[start]

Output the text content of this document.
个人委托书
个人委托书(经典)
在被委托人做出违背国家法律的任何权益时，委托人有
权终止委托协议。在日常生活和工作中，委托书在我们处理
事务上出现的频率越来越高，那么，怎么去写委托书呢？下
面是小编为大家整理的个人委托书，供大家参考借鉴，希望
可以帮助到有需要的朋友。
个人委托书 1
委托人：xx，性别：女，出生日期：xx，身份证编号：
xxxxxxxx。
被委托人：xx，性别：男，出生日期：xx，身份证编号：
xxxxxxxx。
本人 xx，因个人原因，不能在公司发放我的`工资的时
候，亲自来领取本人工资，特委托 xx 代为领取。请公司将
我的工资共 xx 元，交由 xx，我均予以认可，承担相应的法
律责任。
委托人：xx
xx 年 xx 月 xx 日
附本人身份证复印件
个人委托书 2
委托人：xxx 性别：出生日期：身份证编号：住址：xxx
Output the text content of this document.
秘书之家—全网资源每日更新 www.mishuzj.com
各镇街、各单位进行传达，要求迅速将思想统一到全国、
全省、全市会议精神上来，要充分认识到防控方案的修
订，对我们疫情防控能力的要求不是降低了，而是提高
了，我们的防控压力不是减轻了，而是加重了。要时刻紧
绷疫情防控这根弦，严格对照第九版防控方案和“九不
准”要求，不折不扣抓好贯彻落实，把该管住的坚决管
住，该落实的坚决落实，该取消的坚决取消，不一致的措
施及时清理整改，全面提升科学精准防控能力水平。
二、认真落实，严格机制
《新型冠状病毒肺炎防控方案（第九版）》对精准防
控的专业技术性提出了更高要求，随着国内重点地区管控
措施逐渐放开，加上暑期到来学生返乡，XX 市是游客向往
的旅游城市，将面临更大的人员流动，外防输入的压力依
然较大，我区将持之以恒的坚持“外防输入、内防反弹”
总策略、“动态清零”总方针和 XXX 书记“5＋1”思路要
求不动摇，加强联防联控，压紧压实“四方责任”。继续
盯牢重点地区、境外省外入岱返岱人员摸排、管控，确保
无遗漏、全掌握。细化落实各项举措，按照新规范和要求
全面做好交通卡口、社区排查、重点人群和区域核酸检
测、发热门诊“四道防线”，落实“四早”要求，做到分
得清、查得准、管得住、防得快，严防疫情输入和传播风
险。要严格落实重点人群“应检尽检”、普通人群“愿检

[end]

» **WORK TO BE COMPLETED**
Make an exact copy of all the data.

» **SOLVED EXERCISE**
Output the text content of this document.
个人委托书
个人委托书(经典)
在被委托人做出违背国家法律的任何权益时，委托人有
权终止委托协议。在日常生活和工作中，委托书在我们处理
事务上出现的频率越来越高，那么，怎么去写委托书呢？下
面是小编为大家整理的个人委托书，供大家参考借鉴，希望
可以帮助到有需要的朋友。
个人委托书 1
委托人：xx，性别：女，出生日期：xx，身份证编号：
xxxxxxxx。
被委托人：xx，性别：男，出生日期：xx，身份证编号：
xxxxxxxx。
本人 xx，因个人原因，不能在公司发放我的`工资的时
候，亲自来领取本人工资，特委托 xx 代为领取。请公司将
我的工资共 xx 元，交由 xx，我均予以认可，承担相应的法
律责任。
委托人：xx
xx 年 xx 月 xx 日
附本人身份证复印件
个人委托书 2
委托人：xxx 性别：出生日期：身份证编号：住址：xxx
Output the text content of this document.
秘书之家—全网资源每日更新 www.mishuzj.com
各镇街、各单位进行传达，要求迅速将思想统一到全国、
全省、全市会议精神上来，要充分认识到防控方案的修
订，对我们疫情防控能力的要求不是降低了，而是提高
了，我们的防控压力不是减轻了，而是加重了。要时刻紧
绷疫情防控这根弦，严格对照第九版防控方案和“九不
准”要求，不折不扣抓好贯彻落实，把该管住的坚决管
住，该落实的坚决落实，该取消的坚决取消，不一致的措
施及时清理整改，全面提升科学精准防控能力水平。
二、认真落实，严格机制
《新型冠状病毒肺炎防控方案（第九版）》对精准防
控的专业技术性提出了更高要求，随着国内重点地区管控
措施逐渐放开，加上暑期到来学生返乡，XX 市是游客向往
的旅游城市，将面临更大的人员流动，外防输入的压力依
然较大，我区将持之以恒的坚持“外防输入、内防反弹”
总策略、“动态清零”总方针和 XXX 书记“5＋1”思路要
求不动摇，加强联防联控，压紧压实“四方责任”。继续
盯牢重点地区、境外省外入岱返岱人员摸排、管控，确保
无遗漏、全掌握。细化落实各项举措，按照新规范和要求
全面做好交通卡口、社区排查、重点人群和区域核酸检
测、发热门诊“四道防线”，落实“四早”要求，做到分
得清、查得准、管得住、防得快，严防疫情输入和传播风
险。要严格落实重点人群“应检尽检”、普通人群“愿检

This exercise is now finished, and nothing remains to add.